* YOUR OBJECTIVE *
Show each line that has the string "Україні" in it.

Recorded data
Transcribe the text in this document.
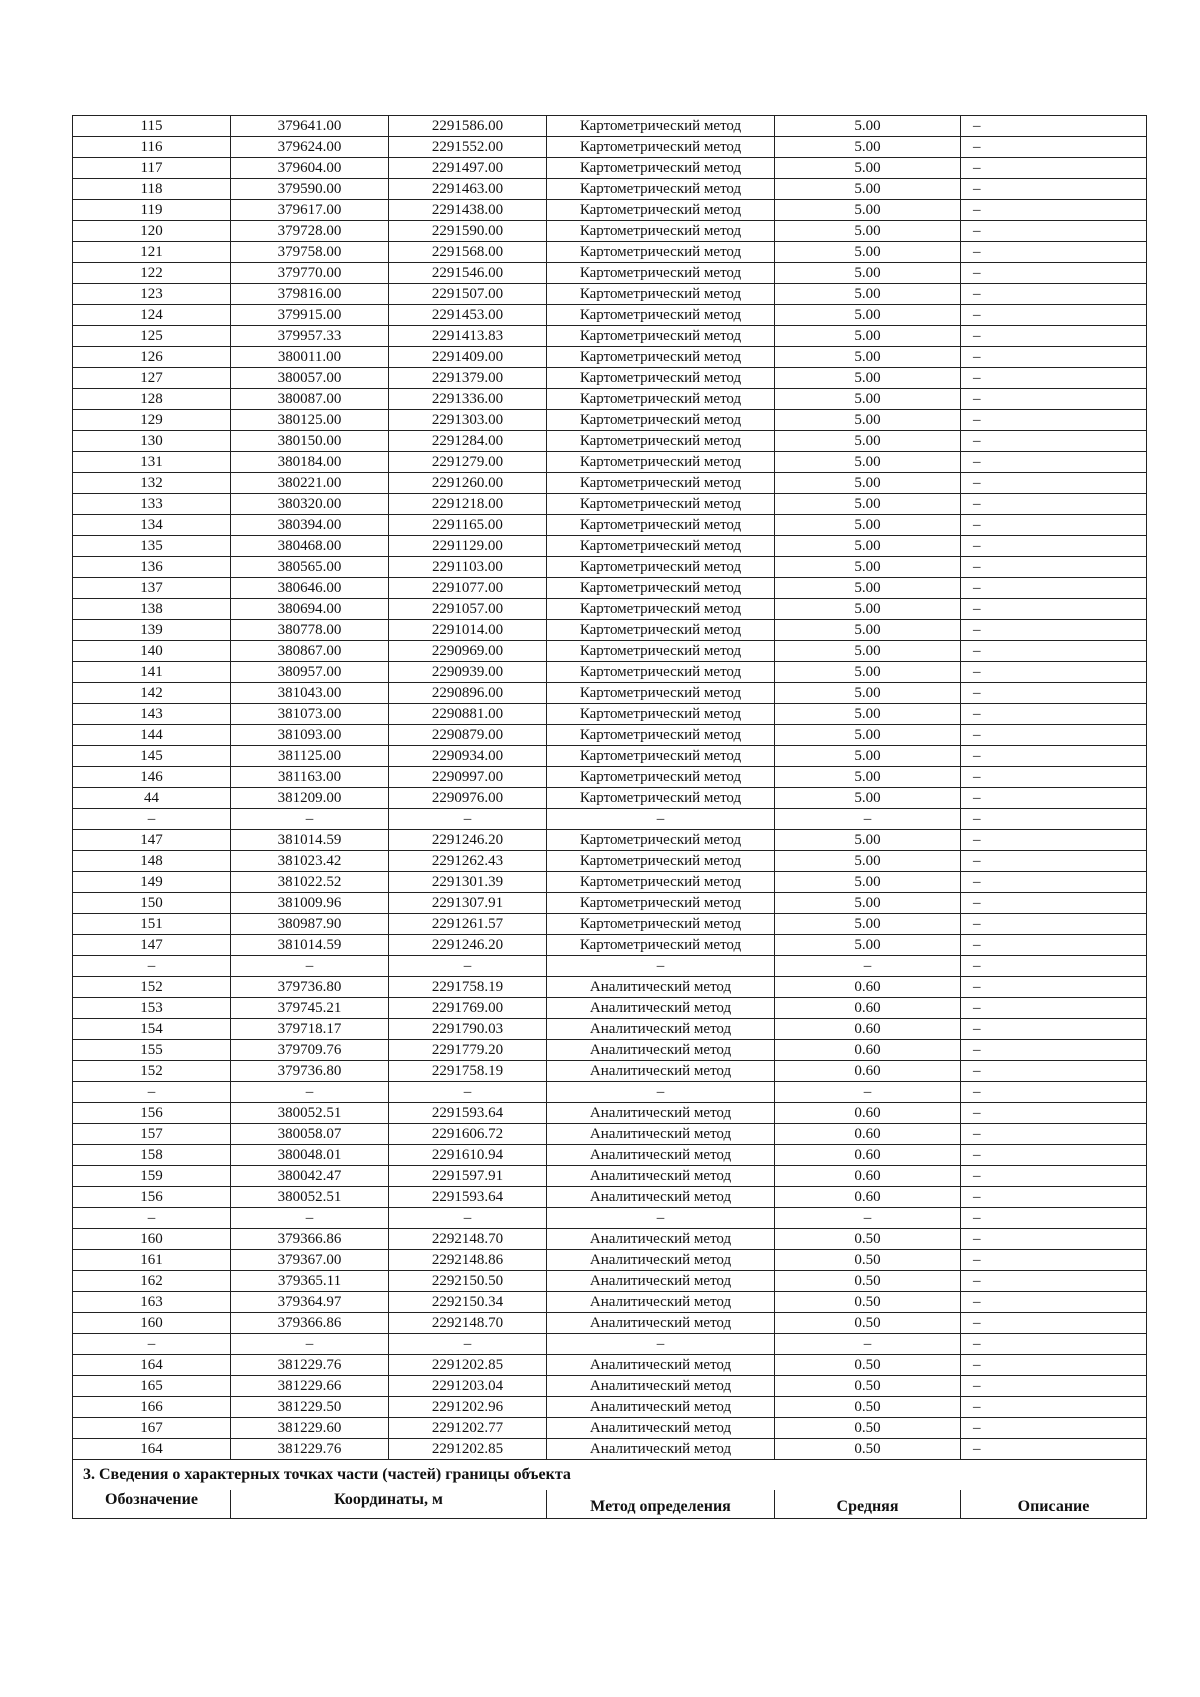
115	379641.00	2291586.00	Картометрический метод	5.00	–
116	379624.00	2291552.00	Картометрический метод	5.00	–
117	379604.00	2291497.00	Картометрический метод	5.00	–
118	379590.00	2291463.00	Картометрический метод	5.00	–
119	379617.00	2291438.00	Картометрический метод	5.00	–
120	379728.00	2291590.00	Картометрический метод	5.00	–
121	379758.00	2291568.00	Картометрический метод	5.00	–
122	379770.00	2291546.00	Картометрический метод	5.00	–
123	379816.00	2291507.00	Картометрический метод	5.00	–
124	379915.00	2291453.00	Картометрический метод	5.00	–
125	379957.33	2291413.83	Картометрический метод	5.00	–
126	380011.00	2291409.00	Картометрический метод	5.00	–
127	380057.00	2291379.00	Картометрический метод	5.00	–
128	380087.00	2291336.00	Картометрический метод	5.00	–
129	380125.00	2291303.00	Картометрический метод	5.00	–
130	380150.00	2291284.00	Картометрический метод	5.00	–
131	380184.00	2291279.00	Картометрический метод	5.00	–
132	380221.00	2291260.00	Картометрический метод	5.00	–
133	380320.00	2291218.00	Картометрический метод	5.00	–
134	380394.00	2291165.00	Картометрический метод	5.00	–
135	380468.00	2291129.00	Картометрический метод	5.00	–
136	380565.00	2291103.00	Картометрический метод	5.00	–
137	380646.00	2291077.00	Картометрический метод	5.00	–
138	380694.00	2291057.00	Картометрический метод	5.00	–
139	380778.00	2291014.00	Картометрический метод	5.00	–
140	380867.00	2290969.00	Картометрический метод	5.00	–
141	380957.00	2290939.00	Картометрический метод	5.00	–
142	381043.00	2290896.00	Картометрический метод	5.00	–
143	381073.00	2290881.00	Картометрический метод	5.00	–
144	381093.00	2290879.00	Картометрический метод	5.00	–
145	381125.00	2290934.00	Картометрический метод	5.00	–
146	381163.00	2290997.00	Картометрический метод	5.00	–
44	381209.00	2290976.00	Картометрический метод	5.00	–
–	–	–	–	–	–
147	381014.59	2291246.20	Картометрический метод	5.00	–
148	381023.42	2291262.43	Картометрический метод	5.00	–
149	381022.52	2291301.39	Картометрический метод	5.00	–
150	381009.96	2291307.91	Картометрический метод	5.00	–
151	380987.90	2291261.57	Картометрический метод	5.00	–
147	381014.59	2291246.20	Картометрический метод	5.00	–
–	–	–	–	–	–
152	379736.80	2291758.19	Аналитический метод	0.60	–
153	379745.21	2291769.00	Аналитический метод	0.60	–
154	379718.17	2291790.03	Аналитический метод	0.60	–
155	379709.76	2291779.20	Аналитический метод	0.60	–
152	379736.80	2291758.19	Аналитический метод	0.60	–
–	–	–	–	–	–
156	380052.51	2291593.64	Аналитический метод	0.60	–
157	380058.07	2291606.72	Аналитический метод	0.60	–
158	380048.01	2291610.94	Аналитический метод	0.60	–
159	380042.47	2291597.91	Аналитический метод	0.60	–
156	380052.51	2291593.64	Аналитический метод	0.60	–
–	–	–	–	–	–
160	379366.86	2292148.70	Аналитический метод	0.50	–
161	379367.00	2292148.86	Аналитический метод	0.50	–
162	379365.11	2292150.50	Аналитический метод	0.50	–
163	379364.97	2292150.34	Аналитический метод	0.50	–
160	379366.86	2292148.70	Аналитический метод	0.50	–
–	–	–	–	–	–
164	381229.76	2291202.85	Аналитический метод	0.50	–
165	381229.66	2291203.04	Аналитический метод	0.50	–
166	381229.50	2291202.96	Аналитический метод	0.50	–
167	381229.60	2291202.77	Аналитический метод	0.50	–
164	381229.76	2291202.85	Аналитический метод	0.50	–
3. Сведения о характерных точках части (частей) границы объекта					
Обозначение	Координаты, м		Метод определения	Средняя	Описание
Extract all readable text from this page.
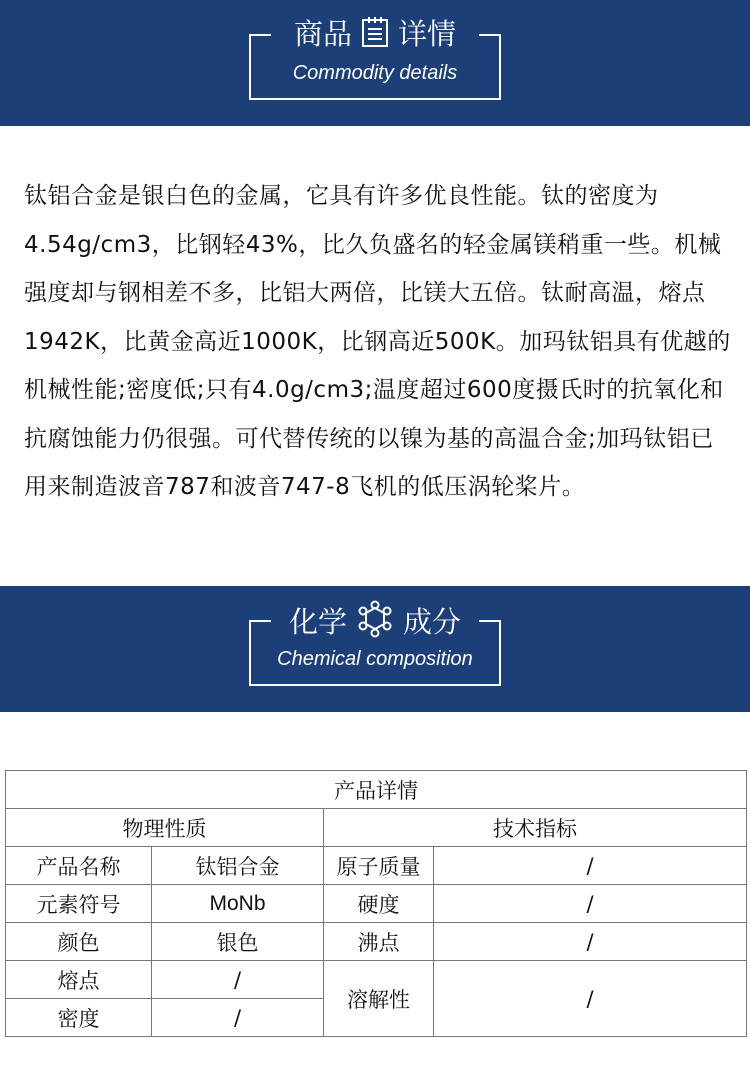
商品 详情
Commodity details

钛铝合金是银白色的金属，它具有许多优良性能。钛的密度为4.54g/cm3，比钢轻43%，比久负盛名的轻金属镁稍重一些。机械强度却与钢相差不多，比铝大两倍，比镁大五倍。钛耐高温，熔点1942K，比黄金高近1000K，比钢高近500K。加玛钛铝具有优越的机械性能;密度低;只有4.0g/cm3;温度超过600度摄氏时的抗氧化和抗腐蚀能力仍很强。可代替传统的以镍为基的高温合金;加玛钛铝已用来制造波音787和波音747-8飞机的低压涡轮桨片。

化学 成分
Chemical composition
产品详情			
物理性质		技术指标	
产品名称	钛铝合金	原子质量	/
元素符号	MoNb	硬度	/
颜色	银色	沸点	/
熔点	/	溶解性	/
密度	/		
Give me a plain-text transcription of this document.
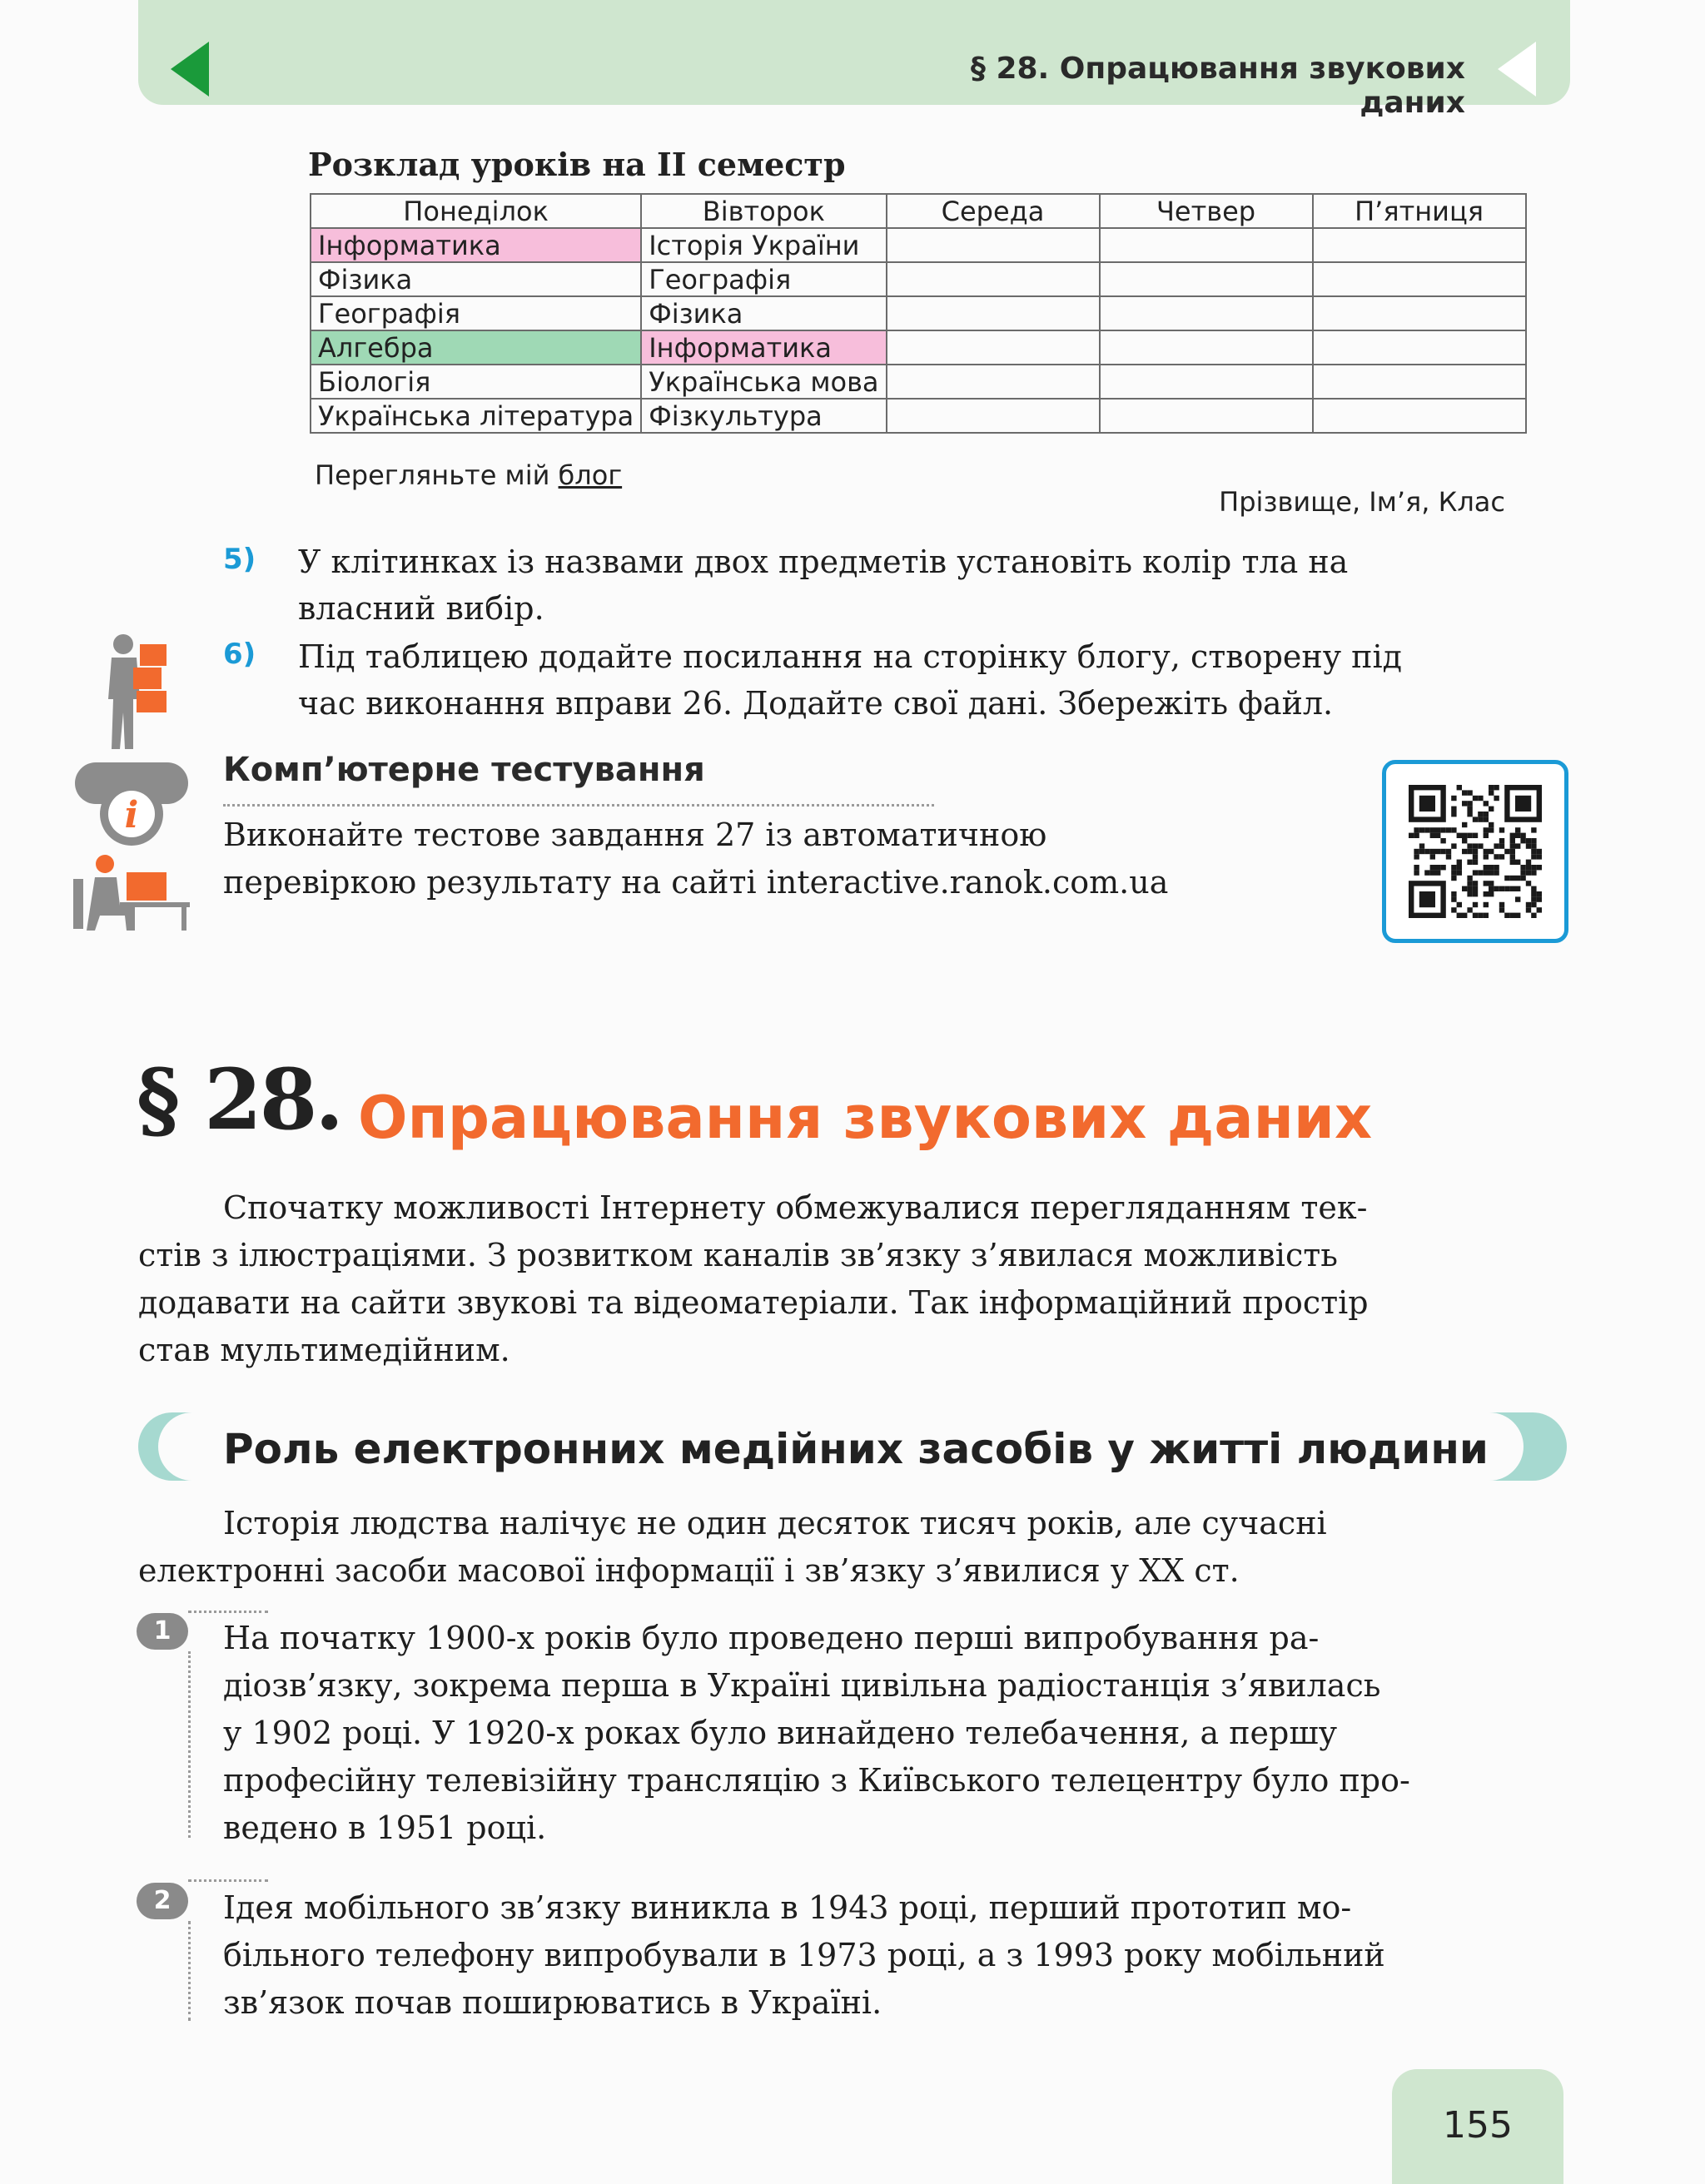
§ 28. Опрацювання звукових даних
Розклад уроків на ІІ семестр
Понеділок	Вівторок	Середа	Четвер	П’ятниця
Інформатика	Історія України			
Фізика	Географія			
Географія	Фізика			
Алгебра	Інформатика			
Біологія	Українська мова			
Українська література	Фізкультура			
Перегляньте мій блог
Прізвище, Ім’я, Клас
5) У клітинках із назвами двох предметів установіть колір тла на
власний вибір.
6) Під таблицею додайте посилання на сторінку блогу, створену під
час виконання вправи 26. Додайте свої дані. Збережіть файл.
i
Комп’ютерне тестування
Виконайте тестове завдання 27 із автоматичною
перевіркою результату на сайті interactive.ranok.com.ua
§ 28. Опрацювання звукових даних
Спочатку можливості Інтернету обмежувалися перегляданням тек-
стів з ілюстраціями. З розвитком каналів зв’язку з’явилася можливість
додавати на сайти звукові та відеоматеріали. Так інформаційний простір
став мультимедійним.
Роль електронних медійних засобів у житті людини
Історія людства налічує не один десяток тисяч років, але сучасні
електронні засоби масової інформації і зв’язку з’явилися у ХХ ст.
1	На початку 1900-х років було проведено перші випробування ра-
діозв’язку, зокрема перша в Україні цивільна радіостанція з’явилась
у 1902 році. У 1920-х роках було винайдено телебачення, а першу
професійну телевізійну трансляцію з Київського телецентру було про-
ведено в 1951 році.
2	Ідея мобільного зв’язку виникла в 1943 році, перший прототип мо-
більного телефону випробували в 1973 році, а з 1993 року мобільний
зв’язок почав поширюватись в Україні.
155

* TASK RESPONSE *
діозв’язку, зокрема перша в Україні цивільна радіостанція з’явилась
зв’язок почав поширюватись в Україні.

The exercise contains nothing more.